### [WHAT YOU SHOULD DO]
Using the listing below, report all lines holding the word "needs".

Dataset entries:
========================================
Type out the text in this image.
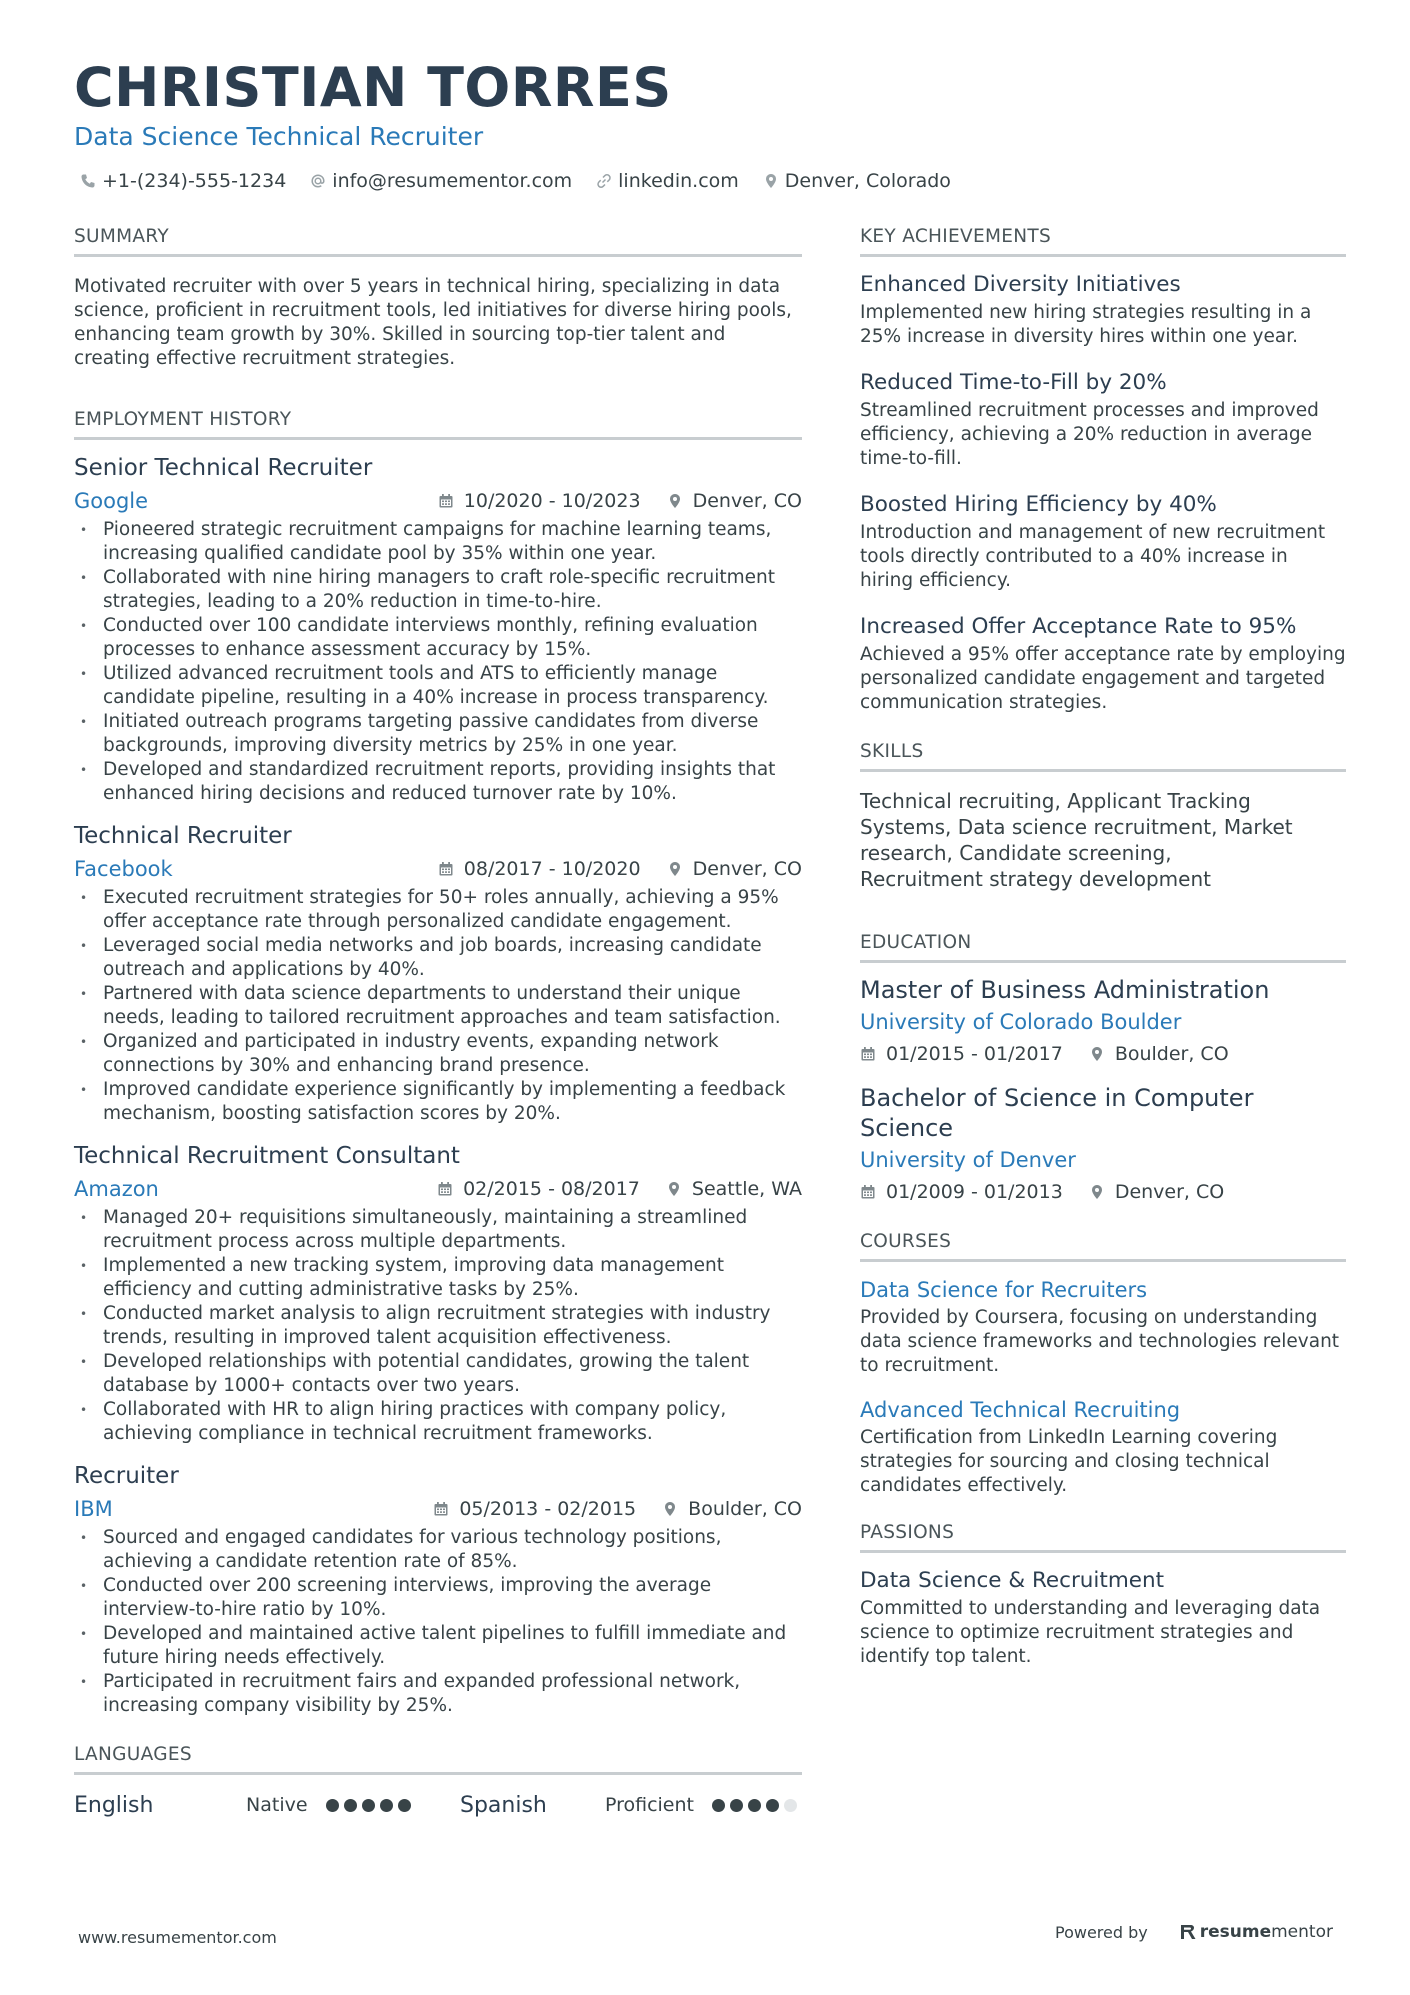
CHRISTIAN TORRES
Data Science Technical Recruiter
+1-(234)-555-1234 info@resumementor.com linkedin.com Denver, Colorado
SUMMARY
Motivated recruiter with over 5 years in technical hiring, specializing in data science, proficient in recruitment tools, led initiatives for diverse hiring pools, enhancing team growth by 30%. Skilled in sourcing top-tier talent and creating effective recruitment strategies.
EMPLOYMENT HISTORY
Senior Technical Recruiter
Google	10/2020 - 10/2023	Denver, CO
• Pioneered strategic recruitment campaigns for machine learning teams, increasing qualified candidate pool by 35% within one year.
• Collaborated with nine hiring managers to craft role-specific recruitment strategies, leading to a 20% reduction in time-to-hire.
• Conducted over 100 candidate interviews monthly, refining evaluation processes to enhance assessment accuracy by 15%.
• Utilized advanced recruitment tools and ATS to efficiently manage candidate pipeline, resulting in a 40% increase in process transparency.
• Initiated outreach programs targeting passive candidates from diverse backgrounds, improving diversity metrics by 25% in one year.
• Developed and standardized recruitment reports, providing insights that enhanced hiring decisions and reduced turnover rate by 10%.
Technical Recruiter
Facebook	08/2017 - 10/2020	Denver, CO
• Executed recruitment strategies for 50+ roles annually, achieving a 95% offer acceptance rate through personalized candidate engagement.
• Leveraged social media networks and job boards, increasing candidate outreach and applications by 40%.
• Partnered with data science departments to understand their unique needs, leading to tailored recruitment approaches and team satisfaction.
• Organized and participated in industry events, expanding network connections by 30% and enhancing brand presence.
• Improved candidate experience significantly by implementing a feedback mechanism, boosting satisfaction scores by 20%.
Technical Recruitment Consultant
Amazon	02/2015 - 08/2017	Seattle, WA
• Managed 20+ requisitions simultaneously, maintaining a streamlined recruitment process across multiple departments.
• Implemented a new tracking system, improving data management efficiency and cutting administrative tasks by 25%.
• Conducted market analysis to align recruitment strategies with industry trends, resulting in improved talent acquisition effectiveness.
• Developed relationships with potential candidates, growing the talent database by 1000+ contacts over two years.
• Collaborated with HR to align hiring practices with company policy, achieving compliance in technical recruitment frameworks.
Recruiter
IBM	05/2013 - 02/2015	Boulder, CO
• Sourced and engaged candidates for various technology positions, achieving a candidate retention rate of 85%.
• Conducted over 200 screening interviews, improving the average interview-to-hire ratio by 10%.
• Developed and maintained active talent pipelines to fulfill immediate and future hiring needs effectively.
• Participated in recruitment fairs and expanded professional network, increasing company visibility by 25%.
LANGUAGES
English	Native	Spanish	Proficient
KEY ACHIEVEMENTS
Enhanced Diversity Initiatives
Implemented new hiring strategies resulting in a 25% increase in diversity hires within one year.
Reduced Time-to-Fill by 20%
Streamlined recruitment processes and improved efficiency, achieving a 20% reduction in average time-to-fill.
Boosted Hiring Efficiency by 40%
Introduction and management of new recruitment tools directly contributed to a 40% increase in hiring efficiency.
Increased Offer Acceptance Rate to 95%
Achieved a 95% offer acceptance rate by employing personalized candidate engagement and targeted communication strategies.
SKILLS
Technical recruiting, Applicant Tracking Systems, Data science recruitment, Market research, Candidate screening, Recruitment strategy development
EDUCATION
Master of Business Administration
University of Colorado Boulder
01/2015 - 01/2017	Boulder, CO
Bachelor of Science in Computer Science
University of Denver
01/2009 - 01/2013	Denver, CO
COURSES
Data Science for Recruiters
Provided by Coursera, focusing on understanding data science frameworks and technologies relevant to recruitment.
Advanced Technical Recruiting
Certification from LinkedIn Learning covering strategies for sourcing and closing technical candidates effectively.
PASSIONS
Data Science & Recruitment
Committed to understanding and leveraging data science to optimize recruitment strategies and identify top talent.
www.resumementor.com	Powered by	resume mentor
========================================
### [REPLY]
• Partnered with data science departments to understand their unique needs, leading to tailored recruitment approaches and team satisfaction.
• Developed and maintained active talent pipelines to fulfill immediate and future hiring needs effectively.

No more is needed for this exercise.